Swap "component" for "element" in the data from the start through the line containing "svg-text:230: 230 [1075, 305, 1145, 352]", and give those lines back with nothing else changed.

---------------

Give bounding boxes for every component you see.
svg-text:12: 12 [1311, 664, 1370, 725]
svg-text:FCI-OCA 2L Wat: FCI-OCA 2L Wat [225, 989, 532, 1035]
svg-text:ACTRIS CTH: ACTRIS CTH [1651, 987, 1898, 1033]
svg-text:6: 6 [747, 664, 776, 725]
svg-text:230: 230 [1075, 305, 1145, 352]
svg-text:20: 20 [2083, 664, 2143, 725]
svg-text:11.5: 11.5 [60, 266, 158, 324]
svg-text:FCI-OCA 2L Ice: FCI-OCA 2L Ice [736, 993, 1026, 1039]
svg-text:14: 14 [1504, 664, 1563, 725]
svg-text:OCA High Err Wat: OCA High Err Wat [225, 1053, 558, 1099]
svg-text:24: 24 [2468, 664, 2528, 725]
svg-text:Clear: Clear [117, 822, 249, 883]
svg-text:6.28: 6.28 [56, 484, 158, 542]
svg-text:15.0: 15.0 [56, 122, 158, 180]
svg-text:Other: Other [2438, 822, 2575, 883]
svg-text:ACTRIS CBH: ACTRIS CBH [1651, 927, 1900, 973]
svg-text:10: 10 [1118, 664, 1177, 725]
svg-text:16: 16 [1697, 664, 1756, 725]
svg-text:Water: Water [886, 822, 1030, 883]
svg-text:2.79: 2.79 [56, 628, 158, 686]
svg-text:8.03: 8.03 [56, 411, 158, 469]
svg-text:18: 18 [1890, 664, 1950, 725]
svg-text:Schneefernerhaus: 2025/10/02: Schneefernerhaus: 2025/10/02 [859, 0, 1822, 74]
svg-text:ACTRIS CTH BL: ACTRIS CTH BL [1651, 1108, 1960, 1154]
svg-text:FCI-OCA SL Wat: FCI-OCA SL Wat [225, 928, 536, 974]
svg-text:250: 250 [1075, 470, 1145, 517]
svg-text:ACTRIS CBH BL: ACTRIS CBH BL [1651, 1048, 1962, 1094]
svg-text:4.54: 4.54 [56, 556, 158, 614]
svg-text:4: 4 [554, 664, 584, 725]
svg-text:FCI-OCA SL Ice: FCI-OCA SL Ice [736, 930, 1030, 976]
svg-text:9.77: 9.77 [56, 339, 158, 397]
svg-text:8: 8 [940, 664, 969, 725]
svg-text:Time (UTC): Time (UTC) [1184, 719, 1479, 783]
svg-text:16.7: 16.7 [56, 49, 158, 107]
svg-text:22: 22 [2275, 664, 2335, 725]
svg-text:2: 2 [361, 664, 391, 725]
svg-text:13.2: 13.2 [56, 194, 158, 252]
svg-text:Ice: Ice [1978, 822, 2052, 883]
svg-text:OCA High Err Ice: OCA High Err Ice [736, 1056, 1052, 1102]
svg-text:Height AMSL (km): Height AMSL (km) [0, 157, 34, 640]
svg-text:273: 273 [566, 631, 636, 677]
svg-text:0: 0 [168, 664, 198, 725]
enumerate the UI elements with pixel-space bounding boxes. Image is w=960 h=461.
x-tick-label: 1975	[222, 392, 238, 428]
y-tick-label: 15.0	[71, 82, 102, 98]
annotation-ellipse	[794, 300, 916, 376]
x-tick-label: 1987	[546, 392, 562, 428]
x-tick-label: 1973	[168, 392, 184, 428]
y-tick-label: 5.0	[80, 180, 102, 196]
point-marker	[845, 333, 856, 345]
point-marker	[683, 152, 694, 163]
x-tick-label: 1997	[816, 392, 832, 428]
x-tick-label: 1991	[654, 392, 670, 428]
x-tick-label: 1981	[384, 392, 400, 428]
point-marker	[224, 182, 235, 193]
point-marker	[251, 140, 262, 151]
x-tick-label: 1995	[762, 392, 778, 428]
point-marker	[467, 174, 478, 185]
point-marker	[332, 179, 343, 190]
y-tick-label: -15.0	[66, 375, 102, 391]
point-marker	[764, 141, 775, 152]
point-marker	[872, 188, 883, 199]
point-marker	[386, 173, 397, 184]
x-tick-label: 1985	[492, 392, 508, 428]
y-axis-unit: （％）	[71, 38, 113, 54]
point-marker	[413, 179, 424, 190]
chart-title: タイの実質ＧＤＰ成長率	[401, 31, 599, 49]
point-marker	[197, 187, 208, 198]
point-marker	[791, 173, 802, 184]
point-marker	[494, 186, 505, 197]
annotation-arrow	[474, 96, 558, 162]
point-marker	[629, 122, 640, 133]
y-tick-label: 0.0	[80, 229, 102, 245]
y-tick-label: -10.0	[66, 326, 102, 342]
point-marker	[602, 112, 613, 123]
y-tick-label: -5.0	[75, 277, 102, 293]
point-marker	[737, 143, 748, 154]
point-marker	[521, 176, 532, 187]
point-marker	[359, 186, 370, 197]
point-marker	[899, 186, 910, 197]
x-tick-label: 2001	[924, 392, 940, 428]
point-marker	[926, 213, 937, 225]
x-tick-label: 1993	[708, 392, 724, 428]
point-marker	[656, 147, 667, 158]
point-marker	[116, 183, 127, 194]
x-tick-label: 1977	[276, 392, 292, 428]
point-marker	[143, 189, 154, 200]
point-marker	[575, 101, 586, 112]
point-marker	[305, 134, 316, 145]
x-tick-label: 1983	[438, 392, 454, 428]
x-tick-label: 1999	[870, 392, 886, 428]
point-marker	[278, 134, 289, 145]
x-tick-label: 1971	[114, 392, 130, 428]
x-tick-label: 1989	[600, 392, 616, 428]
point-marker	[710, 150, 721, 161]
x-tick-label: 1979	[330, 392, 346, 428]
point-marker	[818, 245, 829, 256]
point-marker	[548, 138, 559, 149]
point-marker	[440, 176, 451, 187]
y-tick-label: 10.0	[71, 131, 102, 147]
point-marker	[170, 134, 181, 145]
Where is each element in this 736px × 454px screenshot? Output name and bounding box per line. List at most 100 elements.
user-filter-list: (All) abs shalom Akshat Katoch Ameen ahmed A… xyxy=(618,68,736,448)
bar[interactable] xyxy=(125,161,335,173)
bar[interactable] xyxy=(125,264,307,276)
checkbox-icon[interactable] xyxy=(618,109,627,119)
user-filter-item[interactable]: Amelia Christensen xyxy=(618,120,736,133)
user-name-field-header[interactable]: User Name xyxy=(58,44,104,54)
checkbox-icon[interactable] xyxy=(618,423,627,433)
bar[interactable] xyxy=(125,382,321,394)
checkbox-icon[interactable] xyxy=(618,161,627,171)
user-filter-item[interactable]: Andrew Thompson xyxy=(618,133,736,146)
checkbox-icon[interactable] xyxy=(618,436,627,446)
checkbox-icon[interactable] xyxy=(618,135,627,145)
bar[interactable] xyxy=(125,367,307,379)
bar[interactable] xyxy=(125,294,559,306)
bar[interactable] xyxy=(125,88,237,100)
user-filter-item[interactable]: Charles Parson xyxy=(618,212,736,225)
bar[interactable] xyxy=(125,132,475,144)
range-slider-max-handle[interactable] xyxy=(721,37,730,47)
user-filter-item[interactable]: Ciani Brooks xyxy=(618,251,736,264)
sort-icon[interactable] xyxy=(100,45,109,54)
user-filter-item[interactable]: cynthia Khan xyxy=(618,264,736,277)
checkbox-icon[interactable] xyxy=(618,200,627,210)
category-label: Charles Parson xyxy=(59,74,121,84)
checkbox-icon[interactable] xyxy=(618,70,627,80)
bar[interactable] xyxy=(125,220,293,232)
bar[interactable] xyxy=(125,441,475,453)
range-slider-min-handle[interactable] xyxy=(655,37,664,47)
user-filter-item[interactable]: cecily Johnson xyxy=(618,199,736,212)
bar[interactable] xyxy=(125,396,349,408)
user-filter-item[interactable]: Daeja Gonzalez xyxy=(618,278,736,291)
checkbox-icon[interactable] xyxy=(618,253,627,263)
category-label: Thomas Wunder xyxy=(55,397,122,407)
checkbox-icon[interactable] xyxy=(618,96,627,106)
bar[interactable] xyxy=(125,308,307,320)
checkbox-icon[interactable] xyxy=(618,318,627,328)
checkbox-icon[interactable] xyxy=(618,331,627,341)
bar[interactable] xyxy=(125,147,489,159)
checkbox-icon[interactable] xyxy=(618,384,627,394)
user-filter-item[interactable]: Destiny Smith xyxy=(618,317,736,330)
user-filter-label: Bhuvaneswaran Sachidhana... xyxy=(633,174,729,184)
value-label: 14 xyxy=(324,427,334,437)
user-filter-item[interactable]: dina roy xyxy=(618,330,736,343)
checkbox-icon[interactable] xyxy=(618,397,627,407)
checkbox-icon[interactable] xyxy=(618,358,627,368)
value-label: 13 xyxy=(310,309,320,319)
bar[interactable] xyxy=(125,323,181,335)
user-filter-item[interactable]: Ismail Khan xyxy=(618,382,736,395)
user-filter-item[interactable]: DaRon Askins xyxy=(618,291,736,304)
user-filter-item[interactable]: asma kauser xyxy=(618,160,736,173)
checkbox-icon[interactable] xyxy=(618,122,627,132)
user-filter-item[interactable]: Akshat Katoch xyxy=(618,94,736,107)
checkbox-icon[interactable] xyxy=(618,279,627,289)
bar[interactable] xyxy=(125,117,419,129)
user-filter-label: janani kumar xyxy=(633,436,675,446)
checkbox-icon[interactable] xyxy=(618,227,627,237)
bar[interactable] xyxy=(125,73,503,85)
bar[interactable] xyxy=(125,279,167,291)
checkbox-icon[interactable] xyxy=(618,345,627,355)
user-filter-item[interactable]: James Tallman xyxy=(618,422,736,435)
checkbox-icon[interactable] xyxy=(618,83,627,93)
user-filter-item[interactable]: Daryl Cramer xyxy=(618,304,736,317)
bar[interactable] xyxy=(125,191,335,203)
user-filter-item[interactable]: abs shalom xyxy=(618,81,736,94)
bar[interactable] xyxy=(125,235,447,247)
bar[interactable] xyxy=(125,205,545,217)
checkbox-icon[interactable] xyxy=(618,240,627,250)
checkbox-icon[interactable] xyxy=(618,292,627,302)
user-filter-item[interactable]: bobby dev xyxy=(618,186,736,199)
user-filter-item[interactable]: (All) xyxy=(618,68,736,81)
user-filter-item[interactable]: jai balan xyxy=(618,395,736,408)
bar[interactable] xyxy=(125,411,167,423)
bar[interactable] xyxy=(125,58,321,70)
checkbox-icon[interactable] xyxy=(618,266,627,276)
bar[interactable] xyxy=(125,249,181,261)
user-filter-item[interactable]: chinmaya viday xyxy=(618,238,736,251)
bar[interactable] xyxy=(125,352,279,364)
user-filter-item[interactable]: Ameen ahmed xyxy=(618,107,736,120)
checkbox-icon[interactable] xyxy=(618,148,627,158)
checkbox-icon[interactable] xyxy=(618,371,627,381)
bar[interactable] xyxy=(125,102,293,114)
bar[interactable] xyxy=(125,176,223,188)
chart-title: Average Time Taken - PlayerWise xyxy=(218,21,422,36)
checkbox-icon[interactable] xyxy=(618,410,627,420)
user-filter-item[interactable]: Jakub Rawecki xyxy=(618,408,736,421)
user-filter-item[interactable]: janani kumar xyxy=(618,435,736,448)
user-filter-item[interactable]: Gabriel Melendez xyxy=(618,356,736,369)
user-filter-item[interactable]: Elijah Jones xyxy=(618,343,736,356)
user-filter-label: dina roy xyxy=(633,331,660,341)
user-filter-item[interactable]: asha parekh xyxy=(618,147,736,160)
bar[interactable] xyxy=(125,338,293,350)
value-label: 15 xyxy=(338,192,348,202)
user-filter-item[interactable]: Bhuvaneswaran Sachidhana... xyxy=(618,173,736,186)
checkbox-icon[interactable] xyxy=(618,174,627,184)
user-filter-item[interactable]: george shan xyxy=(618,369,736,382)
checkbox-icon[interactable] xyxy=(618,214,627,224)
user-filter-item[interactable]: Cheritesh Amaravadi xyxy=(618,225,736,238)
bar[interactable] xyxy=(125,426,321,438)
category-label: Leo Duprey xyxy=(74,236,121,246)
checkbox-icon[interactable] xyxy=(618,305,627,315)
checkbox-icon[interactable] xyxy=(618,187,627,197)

---------------

Response to this exercise:
Give bounding boxes for every element you see.
svg-text:12: 12 [1311, 664, 1370, 725]
svg-text:FCI-OCA 2L Wat: FCI-OCA 2L Wat [225, 989, 532, 1035]
svg-text:ACTRIS CTH: ACTRIS CTH [1651, 987, 1898, 1033]
svg-text:6: 6 [747, 664, 776, 725]
svg-text:230: 230 [1075, 305, 1145, 352]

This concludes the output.